Data records:
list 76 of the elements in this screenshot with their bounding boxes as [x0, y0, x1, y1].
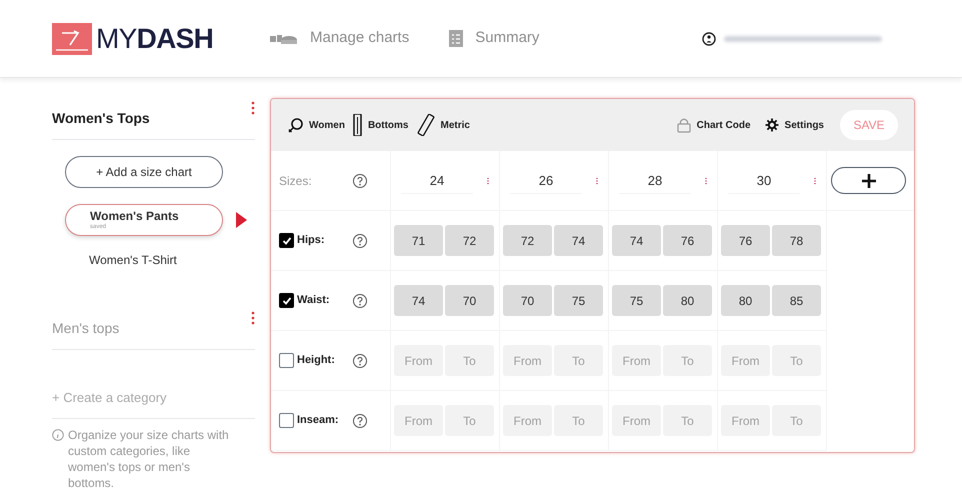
- check-icon: [282, 236, 292, 246]
- size-chart-item[interactable]: Women's T-Shirt: [65, 250, 223, 270]
- size-field[interactable]: 30: [728, 168, 800, 194]
- document-icon: [449, 30, 464, 47]
- measurement-label: Hips:: [297, 233, 324, 248]
- measurement-field[interactable]: 75: [612, 285, 661, 316]
- size-field[interactable]: 24: [401, 168, 473, 194]
- measurement-label: Height:: [297, 353, 335, 368]
- add-size-chart-button[interactable]: + Add a size chart: [65, 156, 223, 188]
- measurement-field[interactable]: 80: [663, 285, 712, 316]
- toolbar-button[interactable]: Women: [287, 117, 345, 133]
- logo-text: MYDASH: [96, 22, 214, 56]
- category-title[interactable]: Women's Tops: [52, 108, 150, 129]
- ruler-icon: [416, 114, 434, 136]
- measurement-field[interactable]: 76: [663, 225, 712, 256]
- measurement-label: Waist:: [297, 293, 330, 308]
- measurement-field[interactable]: 72: [445, 225, 494, 256]
- measurement-field[interactable]: 75: [554, 285, 603, 316]
- help-icon: [352, 232, 368, 248]
- check-icon: [282, 296, 292, 306]
- measurement-field[interactable]: 72: [503, 225, 552, 256]
- toolbar-button[interactable]: Metric: [416, 114, 470, 136]
- more-icon: [251, 101, 255, 115]
- help-icon: [352, 292, 368, 308]
- pointer-icon: [236, 212, 247, 228]
- measurement-field[interactable]: From: [503, 405, 552, 436]
- checkbox[interactable]: [279, 353, 294, 368]
- measurement-field[interactable]: 74: [612, 225, 661, 256]
- measurement-field[interactable]: To: [554, 405, 603, 436]
- measurement-field[interactable]: To: [663, 405, 712, 436]
- measurement-field[interactable]: 70: [503, 285, 552, 316]
- measurement-field[interactable]: 70: [445, 285, 494, 316]
- measurement-field[interactable]: 78: [772, 225, 821, 256]
- logo-icon: [52, 22, 92, 54]
- measurement-field[interactable]: From: [721, 345, 770, 376]
- checkbox[interactable]: [279, 233, 294, 248]
- help-icon: [352, 352, 368, 368]
- add-size-button[interactable]: [831, 167, 906, 194]
- measurement-field[interactable]: To: [445, 345, 494, 376]
- checkbox[interactable]: [279, 413, 294, 428]
- more-icon: [251, 311, 255, 325]
- checkbox[interactable]: [279, 293, 294, 308]
- measurement-field[interactable]: To: [663, 345, 712, 376]
- help-icon: [352, 412, 368, 428]
- measurement-field[interactable]: 80: [721, 285, 770, 316]
- measurement-field[interactable]: From: [721, 405, 770, 436]
- measurement-field[interactable]: From: [612, 405, 661, 436]
- size-field[interactable]: 26: [510, 168, 582, 194]
- hint-text: Organize your size charts with custom categories, like women's tops or men's bottoms.: [68, 427, 230, 491]
- measurement-field[interactable]: To: [554, 345, 603, 376]
- measurement-field[interactable]: From: [503, 345, 552, 376]
- info-icon: [52, 429, 64, 441]
- plus-icon: [862, 174, 876, 188]
- measurement-label: Inseam:: [297, 413, 339, 428]
- toolbar-button[interactable]: Chart Code: [676, 117, 751, 133]
- trousers-icon: [352, 114, 362, 136]
- measurement-field[interactable]: 74: [554, 225, 603, 256]
- measurement-field[interactable]: 71: [394, 225, 443, 256]
- toolbar-button[interactable]: Bottoms: [352, 114, 408, 136]
- measurement-field[interactable]: From: [394, 345, 443, 376]
- measurement-field[interactable]: From: [612, 345, 661, 376]
- measurement-field[interactable]: 76: [721, 225, 770, 256]
- measurement-field[interactable]: To: [445, 405, 494, 436]
- settings-icon: [764, 118, 779, 132]
- measurement-field[interactable]: To: [772, 345, 821, 376]
- size-field[interactable]: 28: [619, 168, 691, 194]
- female-icon: [287, 117, 303, 133]
- sizes-label: Sizes:: [279, 172, 312, 190]
- measurement-field[interactable]: 85: [772, 285, 821, 316]
- toolbar-button[interactable]: Settings: [764, 118, 824, 132]
- lock-icon: [676, 117, 691, 133]
- user-icon[interactable]: [702, 32, 716, 46]
- help-icon: [352, 172, 368, 188]
- measurement-field[interactable]: 74: [394, 285, 443, 316]
- measurement-field[interactable]: To: [772, 405, 821, 436]
- measurement-field[interactable]: From: [394, 405, 443, 436]
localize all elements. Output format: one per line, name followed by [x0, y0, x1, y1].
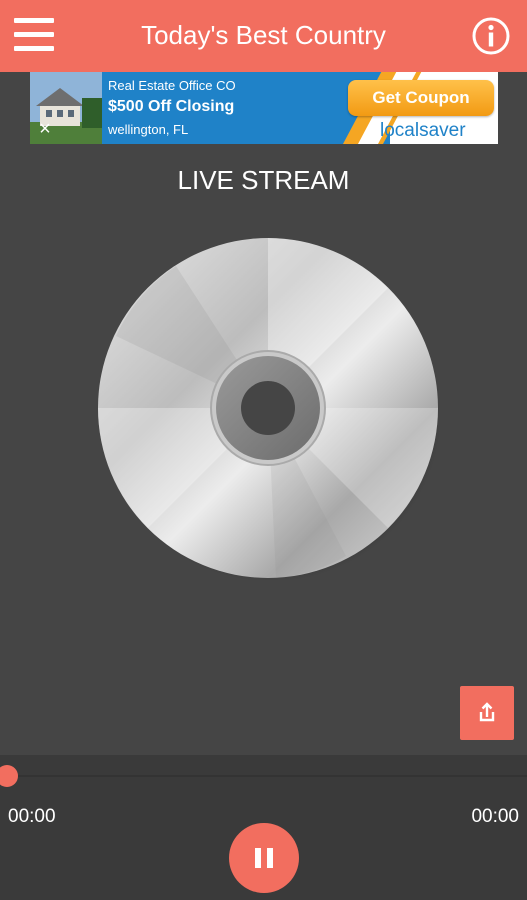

** Work required **
Show each line from the entries above that contains the string "label".

** Answer for the task **
- measurement-label: Hips:: [297, 233, 324, 248]
- measurement-label: Height:: [297, 353, 335, 368]
- measurement-label: Waist:: [297, 293, 330, 308]
- measurement-label: Inseam:: [297, 413, 339, 428]
- sizes-label: Sizes:: [279, 172, 312, 190]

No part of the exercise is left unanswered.